Segment Start: Passage provided

Meticulously landscaped grounds and dozens of celebrated, death-inspired statues were also a draw, not to mention the array of Hobbit hole-like family tombs, nestled into hills surrounding Mount Auburn’s ponds.
Mount Auburn: the nexus of the American-Jewish identity
Nearly half of Mount Auburn’s four-dozen identified Jews are buried close to each other, surrounding the cemetery’s Willow Pond, where the monuments are generally flat and simple. Other Jews are buried near the Egyptian Revival-style main entrance, and among the hills near two chapels, where families once visited to picnic and commune with the spirits of loved ones.
“I was a Harvard professor and Mount Auburn is a place where Harvard professors are buried,” explained Segal as to why so many “public” Jews chose — and continue to choose — these British garden movement-inspired burial grounds over Massachusetts’ numerous Jewish cemeteries.

Segment End: Passage provided
Segment Start: Supplied records

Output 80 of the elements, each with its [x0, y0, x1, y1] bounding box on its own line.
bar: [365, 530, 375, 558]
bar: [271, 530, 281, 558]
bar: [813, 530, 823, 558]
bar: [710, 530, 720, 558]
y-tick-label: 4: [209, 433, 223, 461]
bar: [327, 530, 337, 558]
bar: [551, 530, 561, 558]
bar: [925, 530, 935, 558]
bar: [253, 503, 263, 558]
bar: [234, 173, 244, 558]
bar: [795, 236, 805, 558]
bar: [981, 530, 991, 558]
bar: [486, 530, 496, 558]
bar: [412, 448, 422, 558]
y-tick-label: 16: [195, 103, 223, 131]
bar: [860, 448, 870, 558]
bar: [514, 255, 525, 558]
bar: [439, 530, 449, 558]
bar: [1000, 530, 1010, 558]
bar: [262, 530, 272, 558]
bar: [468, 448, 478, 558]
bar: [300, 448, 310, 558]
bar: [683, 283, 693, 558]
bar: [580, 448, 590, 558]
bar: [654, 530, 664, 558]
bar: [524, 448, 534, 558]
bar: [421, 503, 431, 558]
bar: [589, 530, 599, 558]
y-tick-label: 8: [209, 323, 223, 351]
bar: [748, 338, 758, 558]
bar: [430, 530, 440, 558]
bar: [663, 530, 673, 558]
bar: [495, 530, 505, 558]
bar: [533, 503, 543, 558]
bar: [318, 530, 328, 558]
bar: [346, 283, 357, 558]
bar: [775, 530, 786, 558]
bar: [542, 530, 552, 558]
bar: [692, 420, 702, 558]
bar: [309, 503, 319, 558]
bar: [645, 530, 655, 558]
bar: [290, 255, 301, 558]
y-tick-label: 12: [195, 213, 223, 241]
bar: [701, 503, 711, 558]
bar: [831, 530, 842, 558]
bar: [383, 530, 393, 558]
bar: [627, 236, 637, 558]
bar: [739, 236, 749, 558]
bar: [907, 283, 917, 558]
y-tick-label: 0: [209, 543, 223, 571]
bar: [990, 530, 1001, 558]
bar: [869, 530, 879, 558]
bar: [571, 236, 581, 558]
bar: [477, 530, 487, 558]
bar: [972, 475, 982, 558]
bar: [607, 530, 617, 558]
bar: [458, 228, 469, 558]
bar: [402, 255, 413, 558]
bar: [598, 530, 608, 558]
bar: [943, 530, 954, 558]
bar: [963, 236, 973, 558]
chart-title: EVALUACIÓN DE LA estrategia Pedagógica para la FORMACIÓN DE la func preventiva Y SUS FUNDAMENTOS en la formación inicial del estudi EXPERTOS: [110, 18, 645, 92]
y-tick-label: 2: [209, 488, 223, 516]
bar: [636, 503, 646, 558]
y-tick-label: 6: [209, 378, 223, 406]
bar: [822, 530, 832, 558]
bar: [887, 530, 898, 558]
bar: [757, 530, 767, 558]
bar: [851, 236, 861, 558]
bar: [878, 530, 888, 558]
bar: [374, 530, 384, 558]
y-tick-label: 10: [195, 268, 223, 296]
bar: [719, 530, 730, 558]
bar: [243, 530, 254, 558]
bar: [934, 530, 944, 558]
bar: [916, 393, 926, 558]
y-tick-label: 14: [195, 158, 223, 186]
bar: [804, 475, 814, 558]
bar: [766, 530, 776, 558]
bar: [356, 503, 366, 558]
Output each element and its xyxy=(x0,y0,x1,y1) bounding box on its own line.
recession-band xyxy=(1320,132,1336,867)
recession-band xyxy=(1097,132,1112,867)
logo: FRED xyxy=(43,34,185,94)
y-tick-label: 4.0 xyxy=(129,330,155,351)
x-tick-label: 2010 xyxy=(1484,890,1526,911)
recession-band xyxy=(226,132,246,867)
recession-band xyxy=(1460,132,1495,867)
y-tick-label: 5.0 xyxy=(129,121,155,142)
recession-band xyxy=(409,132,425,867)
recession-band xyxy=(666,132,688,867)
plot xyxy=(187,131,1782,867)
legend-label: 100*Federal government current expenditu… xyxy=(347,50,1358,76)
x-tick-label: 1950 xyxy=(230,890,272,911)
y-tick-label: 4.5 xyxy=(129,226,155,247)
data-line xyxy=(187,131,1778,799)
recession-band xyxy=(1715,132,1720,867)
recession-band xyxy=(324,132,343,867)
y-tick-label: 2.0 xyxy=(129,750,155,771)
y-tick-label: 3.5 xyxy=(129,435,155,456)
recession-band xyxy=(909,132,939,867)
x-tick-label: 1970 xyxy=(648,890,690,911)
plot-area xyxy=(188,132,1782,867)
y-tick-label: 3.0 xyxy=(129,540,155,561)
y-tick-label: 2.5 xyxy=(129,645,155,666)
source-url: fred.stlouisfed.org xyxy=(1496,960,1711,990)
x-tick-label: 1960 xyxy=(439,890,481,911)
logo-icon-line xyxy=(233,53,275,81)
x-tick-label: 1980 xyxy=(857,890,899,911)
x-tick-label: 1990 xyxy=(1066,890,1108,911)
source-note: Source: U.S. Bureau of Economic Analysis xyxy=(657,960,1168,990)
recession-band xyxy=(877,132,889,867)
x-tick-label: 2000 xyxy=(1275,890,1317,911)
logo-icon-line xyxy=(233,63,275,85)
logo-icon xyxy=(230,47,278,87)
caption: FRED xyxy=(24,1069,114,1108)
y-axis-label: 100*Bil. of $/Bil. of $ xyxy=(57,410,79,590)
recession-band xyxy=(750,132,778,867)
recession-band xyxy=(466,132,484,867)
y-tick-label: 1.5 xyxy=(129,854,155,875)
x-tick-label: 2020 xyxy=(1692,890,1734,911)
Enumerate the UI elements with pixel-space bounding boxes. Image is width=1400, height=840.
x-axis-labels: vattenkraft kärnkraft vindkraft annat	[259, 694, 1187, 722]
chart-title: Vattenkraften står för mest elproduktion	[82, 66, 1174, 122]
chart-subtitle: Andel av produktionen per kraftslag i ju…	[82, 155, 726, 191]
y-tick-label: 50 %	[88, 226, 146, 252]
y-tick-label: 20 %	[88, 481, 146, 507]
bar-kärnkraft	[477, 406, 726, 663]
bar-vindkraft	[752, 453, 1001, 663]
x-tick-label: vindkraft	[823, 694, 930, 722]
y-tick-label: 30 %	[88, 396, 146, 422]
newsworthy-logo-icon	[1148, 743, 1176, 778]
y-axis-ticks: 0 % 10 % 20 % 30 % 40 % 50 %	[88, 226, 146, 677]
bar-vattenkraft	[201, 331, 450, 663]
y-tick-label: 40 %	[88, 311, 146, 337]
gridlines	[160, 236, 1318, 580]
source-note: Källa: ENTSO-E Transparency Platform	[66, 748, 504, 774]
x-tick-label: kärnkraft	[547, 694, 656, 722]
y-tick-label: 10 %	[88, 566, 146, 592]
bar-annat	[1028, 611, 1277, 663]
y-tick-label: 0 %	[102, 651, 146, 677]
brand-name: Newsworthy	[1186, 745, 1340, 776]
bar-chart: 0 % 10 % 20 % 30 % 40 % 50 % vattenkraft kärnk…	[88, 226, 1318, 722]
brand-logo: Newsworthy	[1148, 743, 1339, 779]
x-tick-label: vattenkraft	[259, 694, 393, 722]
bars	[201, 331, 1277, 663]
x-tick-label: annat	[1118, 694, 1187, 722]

Segment End: Supplied records

Work instruction: Please set down, word for word, the stretch of the Mount Auburn passage from "Mount Auburn: the" through "of loved ones.". The rows come from a separate source and have no connection to the passage.

Problem solution:
Mount Auburn: the nexus of the American-Jewish identity
Nearly half of Mount Auburn’s four-dozen identified Jews are buried close to each other, surrounding the cemetery’s Willow Pond, where the monuments are generally flat and simple. Other Jews are buried near the Egyptian Revival-style main entrance, and among the hills near two chapels, where families once visited to picnic and commune with the spirits of loved ones.